→ **Task to complete**
Below is a listing; copy all of it exactly.

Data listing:
—————
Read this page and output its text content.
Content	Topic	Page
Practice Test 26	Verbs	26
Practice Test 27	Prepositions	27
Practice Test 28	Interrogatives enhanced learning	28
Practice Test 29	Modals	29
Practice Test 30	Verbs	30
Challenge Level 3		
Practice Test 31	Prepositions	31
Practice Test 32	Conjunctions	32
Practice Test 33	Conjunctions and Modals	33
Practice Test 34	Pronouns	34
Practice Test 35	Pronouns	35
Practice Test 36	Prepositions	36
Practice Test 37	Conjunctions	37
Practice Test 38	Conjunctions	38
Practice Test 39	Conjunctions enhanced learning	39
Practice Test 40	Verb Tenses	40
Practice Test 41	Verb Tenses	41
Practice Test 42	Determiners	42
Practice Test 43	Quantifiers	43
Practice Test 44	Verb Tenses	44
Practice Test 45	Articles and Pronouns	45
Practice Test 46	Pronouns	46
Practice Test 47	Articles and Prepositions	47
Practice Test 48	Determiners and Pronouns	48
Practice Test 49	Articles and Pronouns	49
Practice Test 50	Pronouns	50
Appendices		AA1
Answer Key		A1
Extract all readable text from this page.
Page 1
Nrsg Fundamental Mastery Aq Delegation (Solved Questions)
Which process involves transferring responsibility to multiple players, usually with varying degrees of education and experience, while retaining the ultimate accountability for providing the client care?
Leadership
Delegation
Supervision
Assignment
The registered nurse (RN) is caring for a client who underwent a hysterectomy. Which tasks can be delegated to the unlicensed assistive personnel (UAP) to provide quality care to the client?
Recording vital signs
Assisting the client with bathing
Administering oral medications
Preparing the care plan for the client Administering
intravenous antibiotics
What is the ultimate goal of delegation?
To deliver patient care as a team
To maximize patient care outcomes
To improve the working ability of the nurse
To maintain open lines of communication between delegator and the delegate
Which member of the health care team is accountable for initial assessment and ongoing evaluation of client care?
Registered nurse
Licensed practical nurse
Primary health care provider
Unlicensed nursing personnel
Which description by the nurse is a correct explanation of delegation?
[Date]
—————
→ **Exercise result**
Read this page and output its text content.
Content	Topic	Page
Practice Test 26	Verbs	26
Practice Test 27	Prepositions	27
Practice Test 28	Interrogatives enhanced learning	28
Practice Test 29	Modals	29
Practice Test 30	Verbs	30
Challenge Level 3		
Practice Test 31	Prepositions	31
Practice Test 32	Conjunctions	32
Practice Test 33	Conjunctions and Modals	33
Practice Test 34	Pronouns	34
Practice Test 35	Pronouns	35
Practice Test 36	Prepositions	36
Practice Test 37	Conjunctions	37
Practice Test 38	Conjunctions	38
Practice Test 39	Conjunctions enhanced learning	39
Practice Test 40	Verb Tenses	40
Practice Test 41	Verb Tenses	41
Practice Test 42	Determiners	42
Practice Test 43	Quantifiers	43
Practice Test 44	Verb Tenses	44
Practice Test 45	Articles and Pronouns	45
Practice Test 46	Pronouns	46
Practice Test 47	Articles and Prepositions	47
Practice Test 48	Determiners and Pronouns	48
Practice Test 49	Articles and Pronouns	49
Practice Test 50	Pronouns	50
Appendices		AA1
Answer Key		A1
Extract all readable text from this page.
Page 1
Nrsg Fundamental Mastery Aq Delegation (Solved Questions)
Which process involves transferring responsibility to multiple players, usually with varying degrees of education and experience, while retaining the ultimate accountability for providing the client care?
Leadership
Delegation
Supervision
Assignment
The registered nurse (RN) is caring for a client who underwent a hysterectomy. Which tasks can be delegated to the unlicensed assistive personnel (UAP) to provide quality care to the client?
Recording vital signs
Assisting the client with bathing
Administering oral medications
Preparing the care plan for the client Administering
intravenous antibiotics
What is the ultimate goal of delegation?
To deliver patient care as a team
To maximize patient care outcomes
To improve the working ability of the nurse
To maintain open lines of communication between delegator and the delegate
Which member of the health care team is accountable for initial assessment and ongoing evaluation of client care?
Registered nurse
Licensed practical nurse
Primary health care provider
Unlicensed nursing personnel
Which description by the nurse is a correct explanation of delegation?
[Date]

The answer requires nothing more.